*Raw data*.
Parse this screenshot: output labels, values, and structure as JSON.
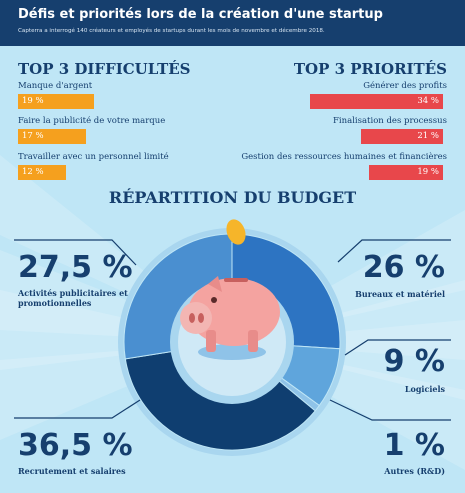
{
  "header": {
    "title": "Défis et priorités lors de la création d'une startup",
    "subtitle": "Capterra a interrogé 140 créateurs et employés de startups durant les mois de novembre et décembre 2018."
  },
  "difficulties": {
    "title": "TOP 3 DIFFICULTÉS",
    "items": [
      {
        "label": "Manque d'argent",
        "value_text": "19 %",
        "value": 19
      },
      {
        "label": "Faire la publicité de votre marque",
        "value_text": "17 %",
        "value": 17
      },
      {
        "label": "Travailler avec un personnel limité",
        "value_text": "12 %",
        "value": 12
      }
    ]
  },
  "priorities": {
    "title": "TOP 3 PRIORITÉS",
    "items": [
      {
        "label": "Générer des profits",
        "value_text": "34 %",
        "value": 34
      },
      {
        "label": "Finalisation des processus",
        "value_text": "21 %",
        "value": 21
      },
      {
        "label": "Gestion des ressources humaines et financières",
        "value_text": "19 %",
        "value": 19
      }
    ]
  },
  "budget": {
    "title": "RÉPARTITION DU BUDGET",
    "items": [
      {
        "value_text": "27,5 %",
        "line1": "Activités publicitaires et",
        "line2": "promotionnelles"
      },
      {
        "value_text": "26 %",
        "line1": "Bureaux et matériel",
        "line2": ""
      },
      {
        "value_text": "9 %",
        "line1": "Logiciels",
        "line2": ""
      },
      {
        "value_text": "1 %",
        "line1": "Autres (R&D)",
        "line2": ""
      },
      {
        "value_text": "36,5 %",
        "line1": "Recrutement et salaires",
        "line2": ""
      }
    ]
  },
  "colors": {
    "header": "#163f6e",
    "background": "#bfe6f6",
    "orange": "#f5a01e",
    "red": "#e8474b",
    "text": "#163f6e",
    "pie": [
      "#4a8fd0",
      "#2d74c2",
      "#5fa5dc",
      "#8fc3e8",
      "#0f3e70"
    ],
    "pig": "#f4a3a0",
    "coin": "#f6b52a"
  },
  "chart_data": [
    {
      "type": "bar",
      "title": "TOP 3 DIFFICULTÉS",
      "categories": [
        "Manque d'argent",
        "Faire la publicité de votre marque",
        "Travailler avec un personnel limité"
      ],
      "values": [
        19,
        17,
        12
      ]
    },
    {
      "type": "bar",
      "title": "TOP 3 PRIORITÉS",
      "categories": [
        "Générer des profits",
        "Finalisation des processus",
        "Gestion des ressources humaines et financières"
      ],
      "values": [
        34,
        21,
        19
      ]
    },
    {
      "type": "pie",
      "title": "RÉPARTITION DU BUDGET",
      "categories": [
        "Activités publicitaires et promotionnelles",
        "Bureaux et matériel",
        "Logiciels",
        "Autres (R&D)",
        "Recrutement et salaires"
      ],
      "values": [
        27.5,
        26,
        9,
        1,
        36.5
      ]
    }
  ]
}
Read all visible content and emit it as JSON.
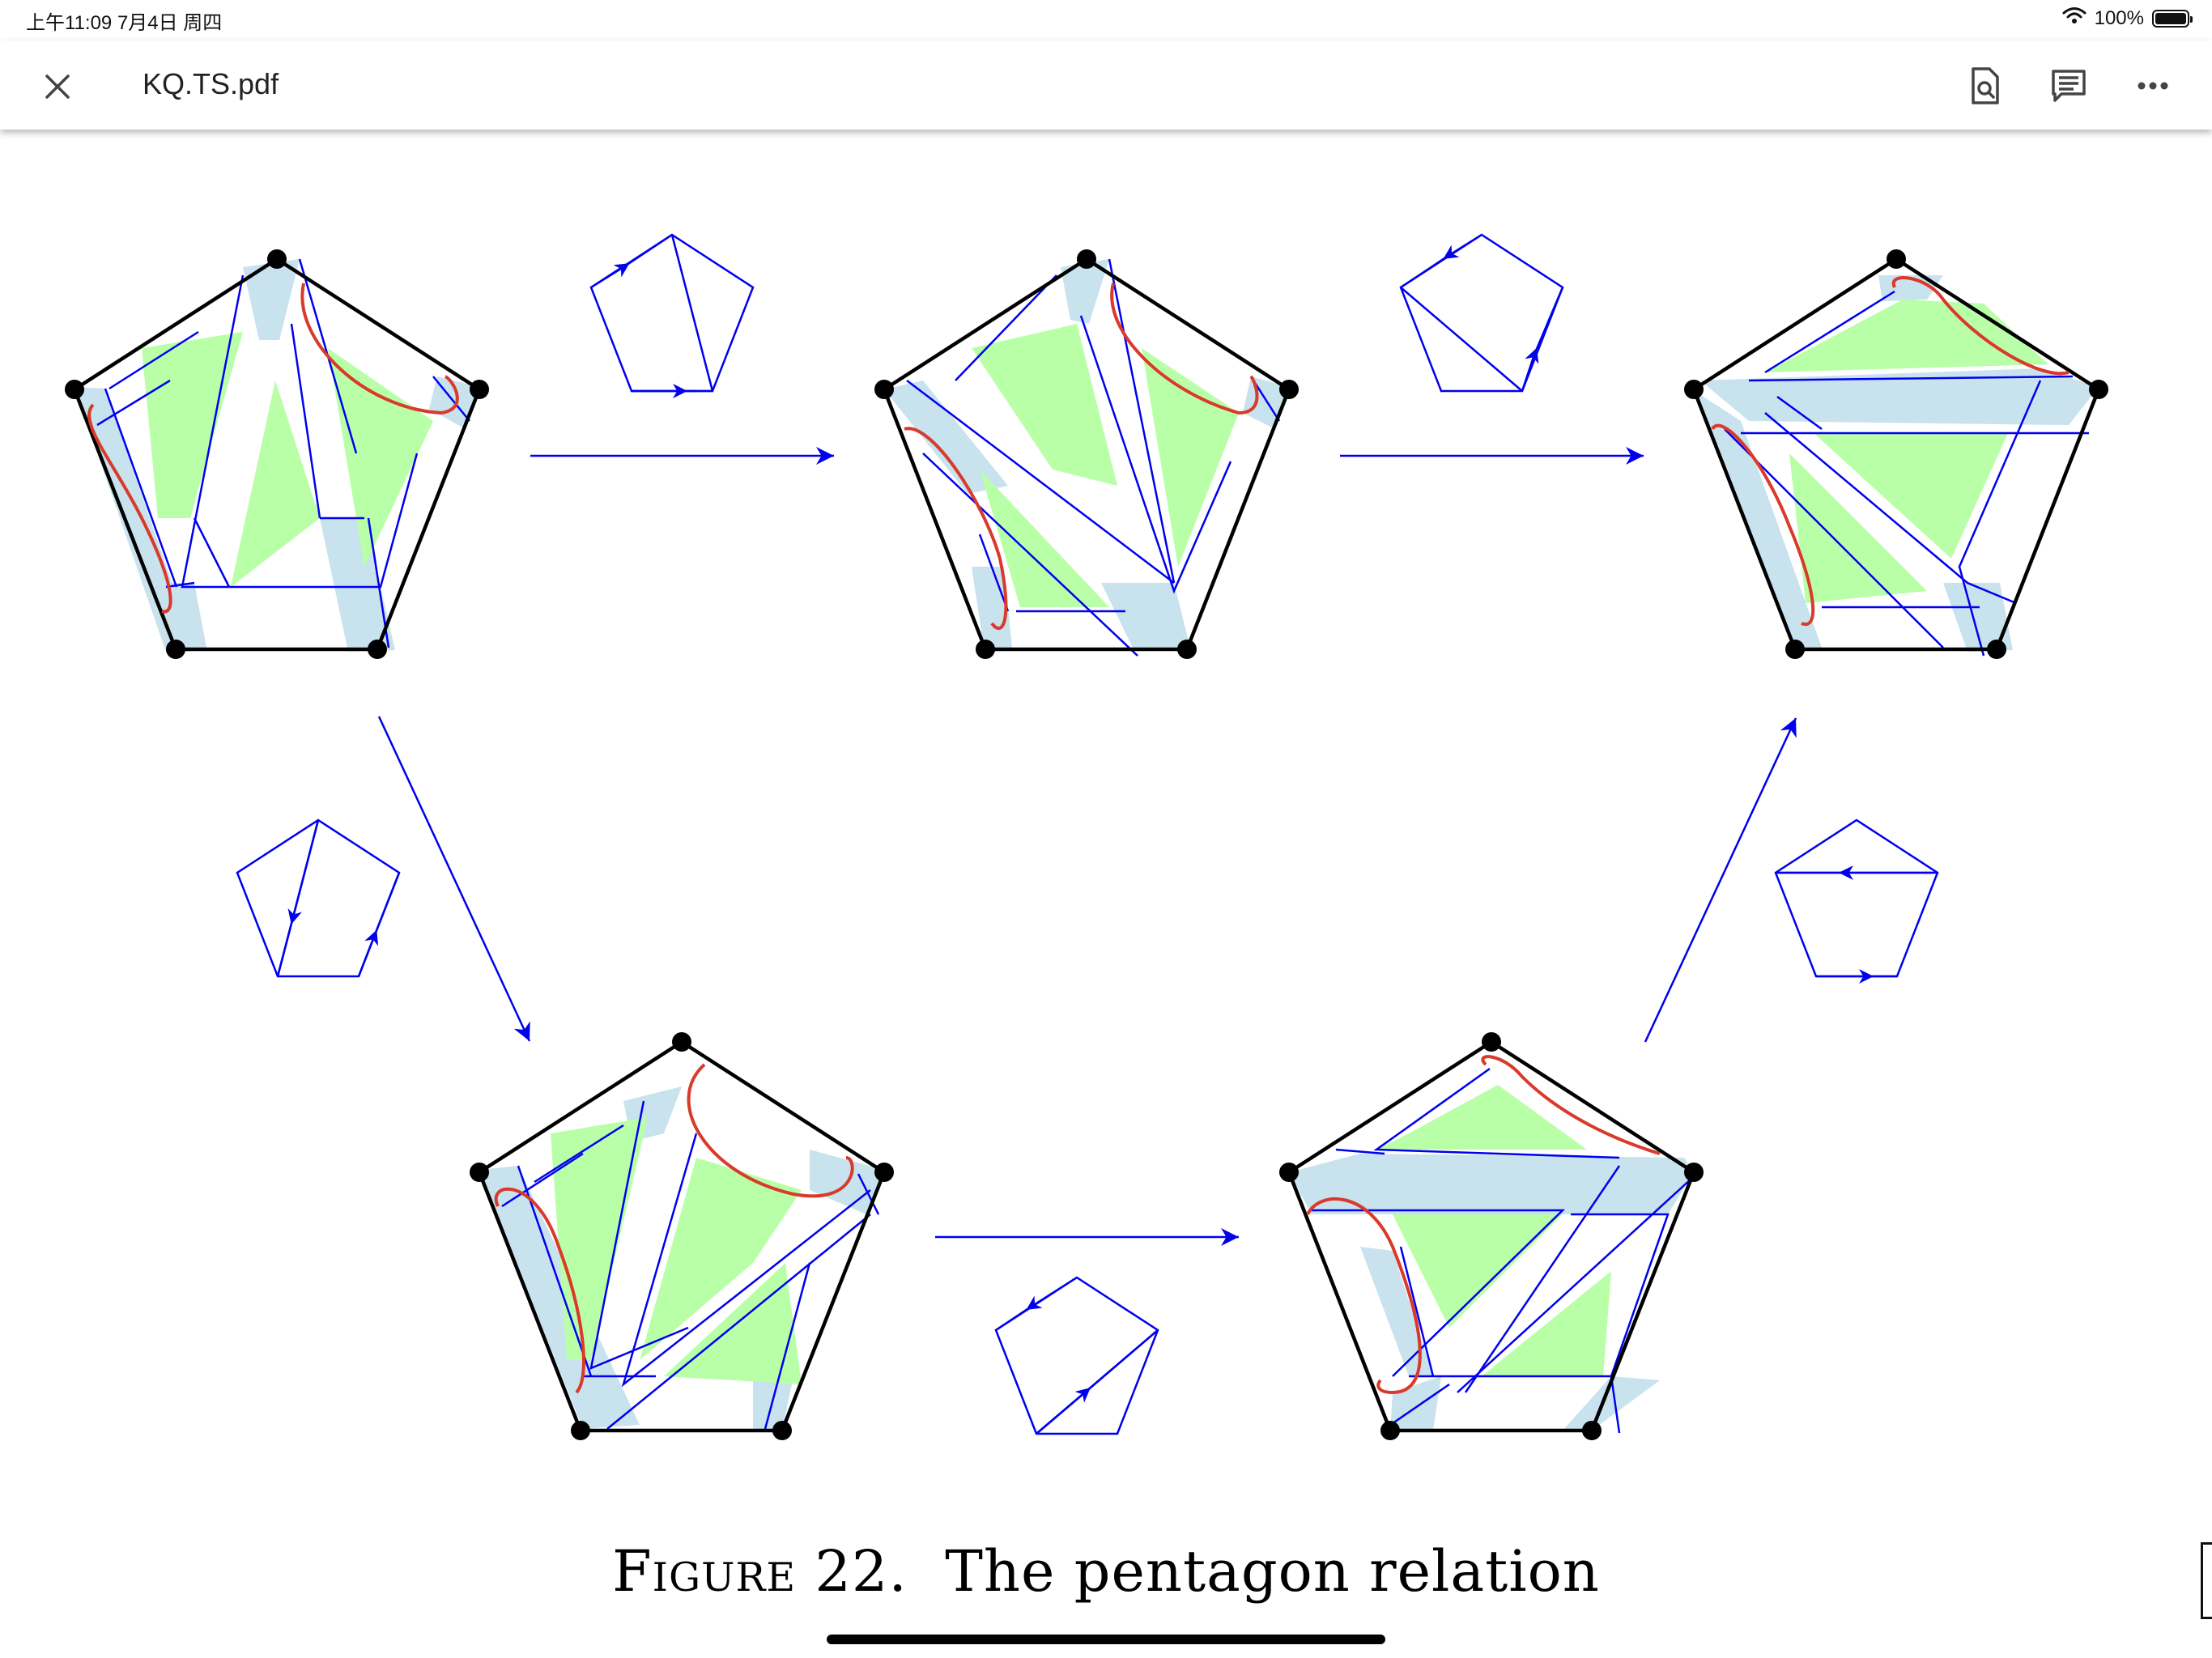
{
  "status_bar": {
    "time": "上午11:09   7月4日 周四",
    "battery": "100%",
    "battery_level": 1.0
  },
  "toolbar": {
    "title": "KQ.TS.pdf",
    "icons": [
      "close-icon",
      "find-in-page-icon",
      "comments-icon",
      "more-icon"
    ]
  },
  "figure": {
    "caption_label": "Figure 22.",
    "caption_text": "The pentagon relation"
  },
  "colors": {
    "line": "#0000ee",
    "green": "#b9ffa8",
    "light_blue": "#c8e2ee",
    "red": "#d93a2b",
    "black": "#000000"
  }
}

*Set task*. Quote every record above exactly, leaving out any pictures.

*Solution to the problem*.
Parse this screenshot: output labels, values, and structure as JSON.
{
  "header": {
    "title": "Défis et priorités lors de la création d'une startup",
    "subtitle": "Capterra a interrogé 140 créateurs et employés de startups durant les mois de novembre et décembre 2018."
  },
  "difficulties": {
    "title": "TOP 3 DIFFICULTÉS",
    "items": [
      {
        "label": "Manque d'argent",
        "value_text": "19 %",
        "value": 19
      },
      {
        "label": "Faire la publicité de votre marque",
        "value_text": "17 %",
        "value": 17
      },
      {
        "label": "Travailler avec un personnel limité",
        "value_text": "12 %",
        "value": 12
      }
    ]
  },
  "priorities": {
    "title": "TOP 3 PRIORITÉS",
    "items": [
      {
        "label": "Générer des profits",
        "value_text": "34 %",
        "value": 34
      },
      {
        "label": "Finalisation des processus",
        "value_text": "21 %",
        "value": 21
      },
      {
        "label": "Gestion des ressources humaines et financières",
        "value_text": "19 %",
        "value": 19
      }
    ]
  },
  "budget": {
    "title": "RÉPARTITION DU BUDGET",
    "items": [
      {
        "value_text": "27,5 %",
        "line1": "Activités publicitaires et",
        "line2": "promotionnelles"
      },
      {
        "value_text": "26 %",
        "line1": "Bureaux et matériel",
        "line2": ""
      },
      {
        "value_text": "9 %",
        "line1": "Logiciels",
        "line2": ""
      },
      {
        "value_text": "1 %",
        "line1": "Autres (R&D)",
        "line2": ""
      },
      {
        "value_text": "36,5 %",
        "line1": "Recrutement et salaires",
        "line2": ""
      }
    ]
  },
  "colors": {
    "header": "#163f6e",
    "background": "#bfe6f6",
    "orange": "#f5a01e",
    "red": "#e8474b",
    "text": "#163f6e",
    "pie": [
      "#4a8fd0",
      "#2d74c2",
      "#5fa5dc",
      "#8fc3e8",
      "#0f3e70"
    ],
    "pig": "#f4a3a0",
    "coin": "#f6b52a"
  },
  "chart_data": [
    {
      "type": "bar",
      "title": "TOP 3 DIFFICULTÉS",
      "categories": [
        "Manque d'argent",
        "Faire la publicité de votre marque",
        "Travailler avec un personnel limité"
      ],
      "values": [
        19,
        17,
        12
      ]
    },
    {
      "type": "bar",
      "title": "TOP 3 PRIORITÉS",
      "categories": [
        "Générer des profits",
        "Finalisation des processus",
        "Gestion des ressources humaines et financières"
      ],
      "values": [
        34,
        21,
        19
      ]
    },
    {
      "type": "pie",
      "title": "RÉPARTITION DU BUDGET",
      "categories": [
        "Activités publicitaires et promotionnelles",
        "Bureaux et matériel",
        "Logiciels",
        "Autres (R&D)",
        "Recrutement et salaires"
      ],
      "values": [
        27.5,
        26,
        9,
        1,
        36.5
      ]
    }
  ]
}
Read all visible content and emit it as JSON.
{
  "status_bar": {
    "time": "上午11:09   7月4日 周四",
    "battery": "100%",
    "battery_level": 1.0
  },
  "toolbar": {
    "title": "KQ.TS.pdf",
    "icons": [
      "close-icon",
      "find-in-page-icon",
      "comments-icon",
      "more-icon"
    ]
  },
  "figure": {
    "caption_label": "Figure 22.",
    "caption_text": "The pentagon relation"
  },
  "colors": {
    "line": "#0000ee",
    "green": "#b9ffa8",
    "light_blue": "#c8e2ee",
    "red": "#d93a2b",
    "black": "#000000"
  }
}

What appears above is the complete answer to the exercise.